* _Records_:
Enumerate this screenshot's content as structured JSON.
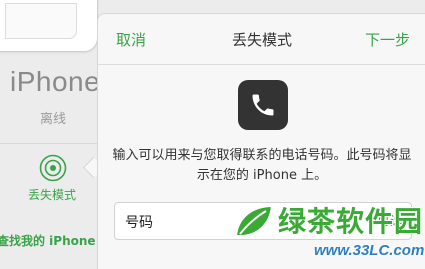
{
  "background": {
    "device_name": "iPhone",
    "device_status": "离线",
    "lost_mode_label": "丢失模式",
    "find_link": "查找我的 iPhone"
  },
  "sheet": {
    "cancel_label": "取消",
    "title": "丢失模式",
    "next_label": "下一步",
    "icon": "phone-icon",
    "description": "输入可以用来与您取得联系的电话号码。此号码将显示在您的 iPhone 上。",
    "number_label": "号码",
    "number_placeholder": "可选"
  },
  "watermark": {
    "brand": "绿茶软件园",
    "url": "www.33LC.com"
  },
  "colors": {
    "accent": "#39a34a",
    "text": "#333333",
    "sheet_bg": "#f7f7f7",
    "badge_bg": "#333333"
  }
}
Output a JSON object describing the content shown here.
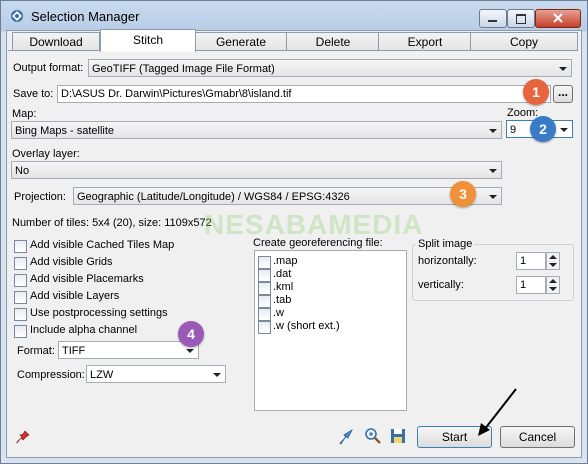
{
  "window": {
    "title": "Selection Manager"
  },
  "tabs": [
    {
      "label": "Download"
    },
    {
      "label": "Stitch"
    },
    {
      "label": "Generate"
    },
    {
      "label": "Delete"
    },
    {
      "label": "Export"
    },
    {
      "label": "Copy"
    }
  ],
  "output_format": {
    "label": "Output format:",
    "value": "GeoTIFF (Tagged Image File Format)"
  },
  "save_to": {
    "label": "Save to:",
    "value": "D:\\ASUS Dr. Darwin\\Pictures\\Gmabr\\8\\island.tif",
    "browse_label": "..."
  },
  "map": {
    "label": "Map:",
    "value": "Bing Maps - satellite"
  },
  "zoom": {
    "label": "Zoom:",
    "value": "9"
  },
  "overlay": {
    "label": "Overlay layer:",
    "value": "No"
  },
  "projection": {
    "label": "Projection:",
    "value": "Geographic (Latitude/Longitude) / WGS84 / EPSG:4326"
  },
  "tiles_info": "Number of tiles: 5x4 (20), size: 1109x572",
  "watermark": "NESABAMEDIA",
  "checkboxes": [
    {
      "label": "Add visible Cached Tiles Map"
    },
    {
      "label": "Add visible Grids"
    },
    {
      "label": "Add visible Placemarks"
    },
    {
      "label": "Add visible Layers"
    },
    {
      "label": "Use postprocessing settings"
    },
    {
      "label": "Include alpha channel"
    }
  ],
  "format": {
    "label": "Format:",
    "value": "TIFF"
  },
  "compression": {
    "label": "Compression:",
    "value": "LZW"
  },
  "georef": {
    "title": "Create georeferencing file:",
    "items": [
      ".map",
      ".dat",
      ".kml",
      ".tab",
      ".w",
      ".w (short ext.)"
    ]
  },
  "split": {
    "title": "Split image",
    "horizontal_label": "horizontally:",
    "horizontal_value": "1",
    "vertical_label": "vertically:",
    "vertical_value": "1"
  },
  "buttons": {
    "start": "Start",
    "cancel": "Cancel"
  },
  "badges": [
    "1",
    "2",
    "3",
    "4"
  ],
  "colors": {
    "badge_red": "#e8643c",
    "badge_blue": "#3a7bc8",
    "badge_orange": "#f0913a",
    "badge_purple": "#9b59b6"
  }
}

* _WORK INSTRUCTIONS_: Search the listing above for the string "iPhone". Copy every line that contains it.

* _TASK SOLUTION_:
    "device_name": "iPhone",
    "find_link": "查找我的 iPhone"
    "description": "输入可以用来与您取得联系的电话号码。此号码将显示在您的 iPhone 上。",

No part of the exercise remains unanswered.